Texto proporcionado =
Los fondos para la solidaridad son limitados, como los fondos para todo. Y a menudo esta solidaridad es, en consecuencia, selectiva. Hay que elegir casi siempre entre aumentar la dotación de las becas de comedor escolar para cierto distrito o aumentarlas para otro distrito. O entre esas becas de comedor y los fondos para equipamiento doméstico básico para cierta población en precario que ahora se ve realojada en viviendas públicas. Y así sucesivamente.

Lo fundamental es reconocer que es precisamente en la solidaridad que podríamos llamar de nivel intermedio, es decir, la solidaridad para la convivencia, en la que de modo más patente se hace evidente la necesidad de una contabilidad precisa. Además, esta contabilidad siempre va a ser problemática y discutida, por supuesto, como mínimo por objetos de solidaridad diferentes de los beneficiados en primera instancia. La solidaridad de primer nivel, es decir, la solidaridad para la supervivencia, afectada por la economía como inevitablemente lo está todo en el mundo humano, no está expuesta, sin embargo, a demasiados matices: o se da de comer a quien no puede darse a sí mismo de comer, o no se le da. Precisamente, en su carácter radical y casi meramente binario, o más bien en su negación, es donde arraiga uno de los problemas actuales del ejercicio de esta solidaridad, como veremos más adelante. Aparte de esta consideración, que dejamos aplazada, la solidaridad para la supervivencia se ejerce o no se ejerce, y no cabe pensar modalidades para ella, como se podría decir de la economía doméstica elemental cuando es precaria, que no necesita de mayores estudios ni opciones, porque se reduce a ser capaz de comprar arroz para comer hoy, o no ser capaz de comprarlo. Es decir, la sociedad, bien a través del Estado o de instituciones públicas, bien a través de organizaciones privadas, ha decidido ejercer esa solidaridad elemental; y en ello, a continuación, la economía y la contabilidad juegan poco más, una vez tomada la decisión inicial. Pero es en la solidaridad para la convivencia, la que se ejerce o se puede o se debe ejercer una vez garantizada la supervivencia, en la que se celebra más que en otro espacio el combate entre las opciones políticas democráticas (o no democráticas, por supuesto), porque es en ella en la que pueden introducirse variantes, aumentos o disminuciones, extensiones o reducciones, y cualquier consideración que puede modificar el ejercicio visible de ese nivel de solidaridad hasta que esta ofrezca un aspecto prácticamente de inexistencia o, en el otro extremo, de privilegio otorgado con agravio comparativo para el resto de la sociedad.

Actividades =
a) Según el texto sobre la solidaridad, ¿por qué es en la solidaridad para la convivencia donde se libra el combate entre las opciones políticas? Explícalo en una a tres oraciones.
b) Enumera todos los tipos de cambio que, según el texto sobre la solidaridad, pueden introducirse en la solidaridad para la convivencia.
Responde basándote exclusivamente en el texto sobre la solidaridad.

Datos de origen =
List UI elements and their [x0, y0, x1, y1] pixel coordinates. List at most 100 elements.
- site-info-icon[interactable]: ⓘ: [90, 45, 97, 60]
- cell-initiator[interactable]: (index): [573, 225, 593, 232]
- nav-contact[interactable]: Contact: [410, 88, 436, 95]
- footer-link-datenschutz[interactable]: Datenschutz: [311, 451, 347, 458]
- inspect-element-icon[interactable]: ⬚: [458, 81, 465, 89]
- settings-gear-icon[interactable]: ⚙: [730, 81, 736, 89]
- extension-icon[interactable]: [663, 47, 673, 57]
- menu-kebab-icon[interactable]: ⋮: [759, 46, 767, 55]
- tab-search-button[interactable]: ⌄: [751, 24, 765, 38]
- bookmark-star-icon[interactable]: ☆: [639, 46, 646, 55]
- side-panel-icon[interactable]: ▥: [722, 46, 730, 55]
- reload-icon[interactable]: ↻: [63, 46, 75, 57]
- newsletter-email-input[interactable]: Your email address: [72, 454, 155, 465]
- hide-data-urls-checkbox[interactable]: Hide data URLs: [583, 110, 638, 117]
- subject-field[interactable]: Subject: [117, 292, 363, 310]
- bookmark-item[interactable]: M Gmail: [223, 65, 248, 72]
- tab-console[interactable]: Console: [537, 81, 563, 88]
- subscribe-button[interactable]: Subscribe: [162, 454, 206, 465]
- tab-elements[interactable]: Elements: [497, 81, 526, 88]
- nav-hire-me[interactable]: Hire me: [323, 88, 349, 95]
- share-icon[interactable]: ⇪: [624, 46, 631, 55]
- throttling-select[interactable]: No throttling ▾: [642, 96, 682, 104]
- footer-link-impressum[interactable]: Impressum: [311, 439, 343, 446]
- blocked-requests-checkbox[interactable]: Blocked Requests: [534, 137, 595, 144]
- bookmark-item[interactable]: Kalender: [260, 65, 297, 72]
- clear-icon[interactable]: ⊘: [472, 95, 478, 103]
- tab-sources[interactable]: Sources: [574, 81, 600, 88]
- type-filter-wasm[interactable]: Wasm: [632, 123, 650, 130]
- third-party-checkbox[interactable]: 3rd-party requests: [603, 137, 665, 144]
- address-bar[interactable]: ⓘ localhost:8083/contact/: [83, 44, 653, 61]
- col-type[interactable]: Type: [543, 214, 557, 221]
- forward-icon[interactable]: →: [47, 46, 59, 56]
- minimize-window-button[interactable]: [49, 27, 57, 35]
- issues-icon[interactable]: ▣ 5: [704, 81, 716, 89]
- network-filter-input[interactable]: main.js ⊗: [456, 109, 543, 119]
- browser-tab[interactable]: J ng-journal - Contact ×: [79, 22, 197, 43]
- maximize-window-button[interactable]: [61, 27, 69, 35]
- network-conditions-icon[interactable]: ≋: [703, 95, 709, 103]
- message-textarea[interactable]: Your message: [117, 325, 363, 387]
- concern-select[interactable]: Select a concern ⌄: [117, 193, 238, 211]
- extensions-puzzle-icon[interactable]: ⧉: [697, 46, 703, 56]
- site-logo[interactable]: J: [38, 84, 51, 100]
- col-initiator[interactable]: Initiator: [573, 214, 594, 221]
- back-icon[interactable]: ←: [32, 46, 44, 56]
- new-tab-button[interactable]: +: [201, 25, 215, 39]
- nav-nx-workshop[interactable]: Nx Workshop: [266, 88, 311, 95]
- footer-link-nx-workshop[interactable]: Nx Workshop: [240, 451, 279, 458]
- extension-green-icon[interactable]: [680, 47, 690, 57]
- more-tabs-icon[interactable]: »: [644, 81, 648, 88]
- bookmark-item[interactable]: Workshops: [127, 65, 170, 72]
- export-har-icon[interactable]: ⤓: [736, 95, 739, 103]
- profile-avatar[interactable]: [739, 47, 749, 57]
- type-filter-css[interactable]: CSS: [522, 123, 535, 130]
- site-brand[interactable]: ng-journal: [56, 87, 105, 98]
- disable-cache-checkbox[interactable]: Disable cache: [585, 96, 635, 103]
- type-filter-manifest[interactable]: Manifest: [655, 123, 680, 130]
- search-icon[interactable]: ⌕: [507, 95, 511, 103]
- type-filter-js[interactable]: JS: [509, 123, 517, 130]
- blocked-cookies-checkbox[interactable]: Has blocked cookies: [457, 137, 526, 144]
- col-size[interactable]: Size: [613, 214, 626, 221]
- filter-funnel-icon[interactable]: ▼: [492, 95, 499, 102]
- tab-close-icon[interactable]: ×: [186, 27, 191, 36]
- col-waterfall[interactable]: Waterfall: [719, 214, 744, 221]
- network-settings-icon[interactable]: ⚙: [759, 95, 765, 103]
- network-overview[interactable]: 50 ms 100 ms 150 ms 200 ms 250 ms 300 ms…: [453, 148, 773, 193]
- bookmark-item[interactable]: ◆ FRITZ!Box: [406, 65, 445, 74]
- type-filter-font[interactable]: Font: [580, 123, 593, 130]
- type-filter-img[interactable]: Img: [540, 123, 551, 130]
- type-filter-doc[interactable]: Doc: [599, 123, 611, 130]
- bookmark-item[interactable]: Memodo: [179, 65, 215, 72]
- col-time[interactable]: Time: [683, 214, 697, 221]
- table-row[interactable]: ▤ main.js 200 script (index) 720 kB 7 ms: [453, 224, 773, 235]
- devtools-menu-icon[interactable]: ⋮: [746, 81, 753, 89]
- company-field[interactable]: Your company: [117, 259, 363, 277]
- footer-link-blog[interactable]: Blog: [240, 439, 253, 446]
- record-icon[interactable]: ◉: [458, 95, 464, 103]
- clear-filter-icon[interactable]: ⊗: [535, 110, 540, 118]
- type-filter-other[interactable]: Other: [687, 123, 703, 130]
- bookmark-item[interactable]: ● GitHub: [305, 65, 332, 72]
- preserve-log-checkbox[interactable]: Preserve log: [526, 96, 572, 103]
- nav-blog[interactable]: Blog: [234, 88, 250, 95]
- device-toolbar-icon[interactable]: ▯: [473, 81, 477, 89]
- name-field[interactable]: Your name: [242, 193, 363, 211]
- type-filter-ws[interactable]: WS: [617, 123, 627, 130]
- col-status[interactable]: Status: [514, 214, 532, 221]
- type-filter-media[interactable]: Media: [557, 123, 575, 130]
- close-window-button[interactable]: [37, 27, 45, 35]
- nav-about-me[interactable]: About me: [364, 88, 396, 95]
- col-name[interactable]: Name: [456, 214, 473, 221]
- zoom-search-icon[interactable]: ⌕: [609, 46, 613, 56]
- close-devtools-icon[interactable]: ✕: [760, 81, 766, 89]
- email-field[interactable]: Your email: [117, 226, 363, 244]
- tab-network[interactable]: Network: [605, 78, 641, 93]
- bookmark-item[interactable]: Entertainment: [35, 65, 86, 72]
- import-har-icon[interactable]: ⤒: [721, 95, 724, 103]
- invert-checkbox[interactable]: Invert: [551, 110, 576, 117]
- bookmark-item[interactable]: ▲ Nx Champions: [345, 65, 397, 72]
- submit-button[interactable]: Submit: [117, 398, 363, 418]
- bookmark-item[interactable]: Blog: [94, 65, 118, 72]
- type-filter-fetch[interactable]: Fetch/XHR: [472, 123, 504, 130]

Resultados =
a) Porque en ella pueden introducirse variantes, aumentos o disminuciones, extensiones o reducciones. También admite cualquier consideración capaz de modificar su ejercicio visible, hasta hacerla casi inexistente o convertirla en un privilegio con agravio comparativo para el resto de la sociedad.

b)
- Variantes
- Aumentos
- Disminuciones
- Extensiones
- Reducciones